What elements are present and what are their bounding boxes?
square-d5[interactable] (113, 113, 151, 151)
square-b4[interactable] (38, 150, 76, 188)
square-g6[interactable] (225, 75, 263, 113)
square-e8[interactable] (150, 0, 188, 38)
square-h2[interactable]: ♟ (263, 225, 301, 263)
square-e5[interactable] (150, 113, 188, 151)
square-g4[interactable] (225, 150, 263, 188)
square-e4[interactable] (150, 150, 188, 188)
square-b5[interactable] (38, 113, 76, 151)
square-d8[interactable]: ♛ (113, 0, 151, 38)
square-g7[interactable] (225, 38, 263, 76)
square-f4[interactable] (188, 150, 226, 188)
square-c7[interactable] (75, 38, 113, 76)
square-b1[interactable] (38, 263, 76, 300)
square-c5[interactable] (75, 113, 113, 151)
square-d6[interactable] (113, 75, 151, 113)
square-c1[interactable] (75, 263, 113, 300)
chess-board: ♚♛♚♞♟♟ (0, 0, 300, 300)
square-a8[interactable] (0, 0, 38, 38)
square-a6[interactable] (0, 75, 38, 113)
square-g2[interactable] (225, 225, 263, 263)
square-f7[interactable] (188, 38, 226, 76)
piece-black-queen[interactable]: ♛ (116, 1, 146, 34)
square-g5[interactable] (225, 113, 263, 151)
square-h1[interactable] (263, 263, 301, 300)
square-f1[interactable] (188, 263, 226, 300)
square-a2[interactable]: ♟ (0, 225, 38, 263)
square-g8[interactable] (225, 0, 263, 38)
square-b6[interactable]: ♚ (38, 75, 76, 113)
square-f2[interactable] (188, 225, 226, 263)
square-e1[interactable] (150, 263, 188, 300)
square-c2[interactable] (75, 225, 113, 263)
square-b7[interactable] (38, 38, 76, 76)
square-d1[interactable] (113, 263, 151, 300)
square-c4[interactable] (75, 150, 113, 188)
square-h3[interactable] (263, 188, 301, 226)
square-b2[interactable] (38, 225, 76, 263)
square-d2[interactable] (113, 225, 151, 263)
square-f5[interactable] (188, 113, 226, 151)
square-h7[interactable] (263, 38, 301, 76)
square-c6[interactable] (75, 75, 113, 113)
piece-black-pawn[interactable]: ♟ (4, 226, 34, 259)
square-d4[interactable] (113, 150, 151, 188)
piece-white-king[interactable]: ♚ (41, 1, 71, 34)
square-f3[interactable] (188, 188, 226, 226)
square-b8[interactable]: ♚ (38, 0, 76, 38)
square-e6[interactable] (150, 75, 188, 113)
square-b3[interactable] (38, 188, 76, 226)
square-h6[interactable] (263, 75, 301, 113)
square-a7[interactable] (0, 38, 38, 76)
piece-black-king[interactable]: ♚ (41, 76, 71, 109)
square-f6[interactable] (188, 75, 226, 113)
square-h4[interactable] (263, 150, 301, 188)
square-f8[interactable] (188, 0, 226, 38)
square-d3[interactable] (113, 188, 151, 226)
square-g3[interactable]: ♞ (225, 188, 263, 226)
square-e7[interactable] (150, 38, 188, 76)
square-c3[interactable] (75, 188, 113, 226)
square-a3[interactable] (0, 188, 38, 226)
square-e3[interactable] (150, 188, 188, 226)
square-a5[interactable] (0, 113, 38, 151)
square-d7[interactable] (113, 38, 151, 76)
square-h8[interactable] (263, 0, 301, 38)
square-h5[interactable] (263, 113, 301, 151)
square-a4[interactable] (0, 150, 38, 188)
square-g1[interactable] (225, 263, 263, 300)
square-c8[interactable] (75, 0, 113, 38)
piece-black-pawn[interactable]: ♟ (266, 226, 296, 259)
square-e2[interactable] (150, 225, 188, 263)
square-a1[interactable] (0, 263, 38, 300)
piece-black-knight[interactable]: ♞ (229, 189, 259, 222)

————

▸ **PROBLEM TO WORK ON**
Convert the listing above, from its first line through the line containing "square-f4[interactable] (188, 150, 226, 188)", into a Markdown table with the columns Index and Entry. Number each line and leave out blank lines.

▸ **RESULT FOR THIS EXERCISE**
| Index | Entry |
|---|---|
| 1 | What elements are present and what are their bounding boxes? |
| 2 | square-d5[interactable] (113, 113, 151, 151) |
| 3 | square-b4[interactable] (38, 150, 76, 188) |
| 4 | square-g6[interactable] (225, 75, 263, 113) |
| 5 | square-e8[interactable] (150, 0, 188, 38) |
| 6 | square-h2[interactable]: ♟ (263, 225, 301, 263) |
| 7 | square-e5[interactable] (150, 113, 188, 151) |
| 8 | square-g4[interactable] (225, 150, 263, 188) |
| 9 | square-e4[interactable] (150, 150, 188, 188) |
| 10 | square-b5[interactable] (38, 113, 76, 151) |
| 11 | square-d8[interactable]: ♛ (113, 0, 151, 38) |
| 12 | square-g7[interactable] (225, 38, 263, 76) |
| 13 | square-f4[interactable] (188, 150, 226, 188) |